__Work item__:
Gather all lines in the entries below that include the word "median".
Records provided: Begin
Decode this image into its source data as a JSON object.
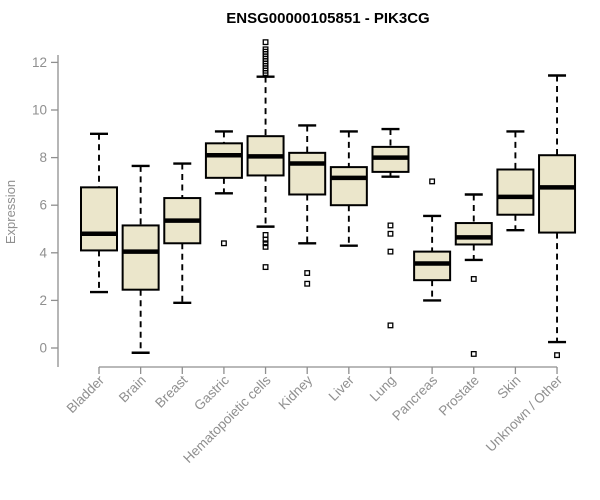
{
  "chart_data": {
    "type": "boxplot",
    "title": "ENSG00000105851 - PIK3CG",
    "xlabel": "",
    "ylabel": "Expression",
    "ylim": [
      -0.5,
      13.2
    ],
    "yticks": [
      0,
      2,
      4,
      6,
      8,
      10,
      12
    ],
    "grid": false,
    "legend": "none",
    "categories": [
      "Bladder",
      "Brain",
      "Breast",
      "Gastric",
      "Hematopoietic cells",
      "Kidney",
      "Liver",
      "Lung",
      "Pancreas",
      "Prostate",
      "Skin",
      "Unknown / Other"
    ],
    "series": [
      {
        "name": "Bladder",
        "low": 2.35,
        "q1": 4.1,
        "median": 4.8,
        "q3": 6.75,
        "high": 9.0,
        "outliers": []
      },
      {
        "name": "Brain",
        "low": -0.2,
        "q1": 2.45,
        "median": 4.05,
        "q3": 5.15,
        "high": 7.65,
        "outliers": []
      },
      {
        "name": "Breast",
        "low": 1.9,
        "q1": 4.4,
        "median": 5.35,
        "q3": 6.3,
        "high": 7.75,
        "outliers": []
      },
      {
        "name": "Gastric",
        "low": 6.5,
        "q1": 7.15,
        "median": 8.1,
        "q3": 8.6,
        "high": 9.1,
        "outliers": [
          4.4
        ]
      },
      {
        "name": "Hematopoietic cells",
        "low": 5.1,
        "q1": 7.25,
        "median": 8.05,
        "q3": 8.9,
        "high": 11.4,
        "outliers": [
          12.85,
          12.55,
          12.45,
          12.35,
          12.25,
          12.15,
          12.05,
          11.95,
          11.85,
          11.75,
          11.65,
          11.55,
          4.75,
          4.55,
          4.4,
          4.25,
          3.4
        ]
      },
      {
        "name": "Kidney",
        "low": 4.4,
        "q1": 6.45,
        "median": 7.75,
        "q3": 8.2,
        "high": 9.35,
        "outliers": [
          3.15,
          2.7
        ]
      },
      {
        "name": "Liver",
        "low": 4.3,
        "q1": 6.0,
        "median": 7.15,
        "q3": 7.6,
        "high": 9.1,
        "outliers": []
      },
      {
        "name": "Lung",
        "low": 7.2,
        "q1": 7.4,
        "median": 8.0,
        "q3": 8.45,
        "high": 9.2,
        "outliers": [
          5.15,
          4.8,
          4.05,
          0.95
        ]
      },
      {
        "name": "Pancreas",
        "low": 2.0,
        "q1": 2.85,
        "median": 3.55,
        "q3": 4.05,
        "high": 5.55,
        "outliers": [
          7.0
        ]
      },
      {
        "name": "Prostate",
        "low": 3.7,
        "q1": 4.35,
        "median": 4.65,
        "q3": 5.25,
        "high": 6.45,
        "outliers": [
          2.9,
          -0.25
        ]
      },
      {
        "name": "Skin",
        "low": 4.95,
        "q1": 5.6,
        "median": 6.35,
        "q3": 7.5,
        "high": 9.1,
        "outliers": []
      },
      {
        "name": "Unknown / Other",
        "low": 0.25,
        "q1": 4.85,
        "median": 6.75,
        "q3": 8.1,
        "high": 11.45,
        "outliers": [
          -0.3
        ]
      }
    ]
  },
  "colors": {
    "box_fill": "#ebe6cb",
    "box_stroke": "#000000",
    "axis": "#8f8f8f",
    "label": "#8f8f8f",
    "title": "#000000",
    "background": "#ffffff"
  }
}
Records provided: End
__Task output__:
        "median": 4.8,
        "median": 4.05,
        "median": 5.35,
        "median": 8.1,
        "median": 8.05,
        "median": 7.75,
        "median": 7.15,
        "median": 8.0,
        "median": 3.55,
        "median": 4.65,
        "median": 6.35,
        "median": 6.75,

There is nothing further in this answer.